__DATASET CONTENT__:
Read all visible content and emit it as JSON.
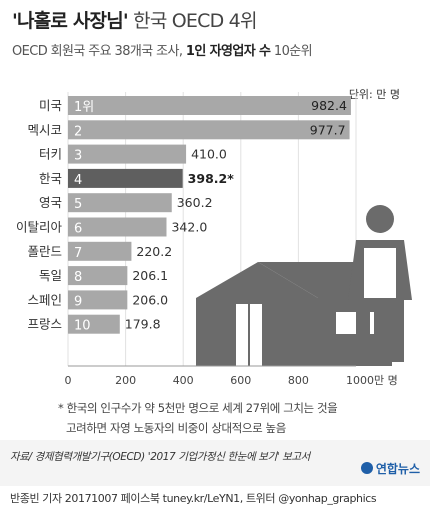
{
  "title": {
    "main": "'나홀로 사장님'",
    "rest": " 한국 OECD 4위"
  },
  "subtitle": {
    "prefix": "OECD 회원국 주요 38개국 조사, ",
    "bold": "1인 자영업자 수",
    "suffix": " 10순위"
  },
  "chart_data": {
    "type": "bar",
    "orientation": "horizontal",
    "unit": "단위: 만 명",
    "categories": [
      "미국",
      "멕시코",
      "터키",
      "한국",
      "영국",
      "이탈리아",
      "폴란드",
      "독일",
      "스페인",
      "프랑스"
    ],
    "ranks": [
      "1위",
      "2",
      "3",
      "4",
      "5",
      "6",
      "7",
      "8",
      "9",
      "10"
    ],
    "values": [
      982.4,
      977.7,
      410.0,
      398.2,
      360.2,
      342.0,
      220.2,
      206.1,
      206.0,
      179.8
    ],
    "value_labels": [
      "982.4",
      "977.7",
      "410.0",
      "398.2*",
      "360.2",
      "342.0",
      "220.2",
      "206.1",
      "206.0",
      "179.8"
    ],
    "highlight": "한국",
    "xlim": [
      0,
      1000
    ],
    "xticks": [
      "0",
      "200",
      "400",
      "600",
      "800",
      "1000만 명"
    ],
    "colors": {
      "bar": "#a8a8a8",
      "highlight_bar": "#5f5f5f",
      "illustration": "#6b6b6b"
    }
  },
  "note": {
    "line1": "* 한국의 인구수가 약 5천만 명으로 세계 27위에 그치는 것을",
    "line2": "고려하면 자영 노동자의 비중이 상대적으로 높음"
  },
  "source": "자료/ 경제협력개발기구(OECD) '2017 기업가정신 한눈에 보기' 보고서",
  "logo": "연합뉴스",
  "credit": "반종빈 기자 20171007  페이스북 tuney.kr/LeYN1, 트위터 @yonhap_graphics"
}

__WHAT YOU ARE ASKED TO DO__: Repeat all of the records verbatim, leaving out the pictures.

__RESPONSE TO THE TASK__:
Read all visible content and emit it as JSON.
{
  "title": {
    "main": "'나홀로 사장님'",
    "rest": " 한국 OECD 4위"
  },
  "subtitle": {
    "prefix": "OECD 회원국 주요 38개국 조사, ",
    "bold": "1인 자영업자 수",
    "suffix": " 10순위"
  },
  "chart_data": {
    "type": "bar",
    "orientation": "horizontal",
    "unit": "단위: 만 명",
    "categories": [
      "미국",
      "멕시코",
      "터키",
      "한국",
      "영국",
      "이탈리아",
      "폴란드",
      "독일",
      "스페인",
      "프랑스"
    ],
    "ranks": [
      "1위",
      "2",
      "3",
      "4",
      "5",
      "6",
      "7",
      "8",
      "9",
      "10"
    ],
    "values": [
      982.4,
      977.7,
      410.0,
      398.2,
      360.2,
      342.0,
      220.2,
      206.1,
      206.0,
      179.8
    ],
    "value_labels": [
      "982.4",
      "977.7",
      "410.0",
      "398.2*",
      "360.2",
      "342.0",
      "220.2",
      "206.1",
      "206.0",
      "179.8"
    ],
    "highlight": "한국",
    "xlim": [
      0,
      1000
    ],
    "xticks": [
      "0",
      "200",
      "400",
      "600",
      "800",
      "1000만 명"
    ],
    "colors": {
      "bar": "#a8a8a8",
      "highlight_bar": "#5f5f5f",
      "illustration": "#6b6b6b"
    }
  },
  "note": {
    "line1": "* 한국의 인구수가 약 5천만 명으로 세계 27위에 그치는 것을",
    "line2": "고려하면 자영 노동자의 비중이 상대적으로 높음"
  },
  "source": "자료/ 경제협력개발기구(OECD) '2017 기업가정신 한눈에 보기' 보고서",
  "logo": "연합뉴스",
  "credit": "반종빈 기자 20171007  페이스북 tuney.kr/LeYN1, 트위터 @yonhap_graphics"
}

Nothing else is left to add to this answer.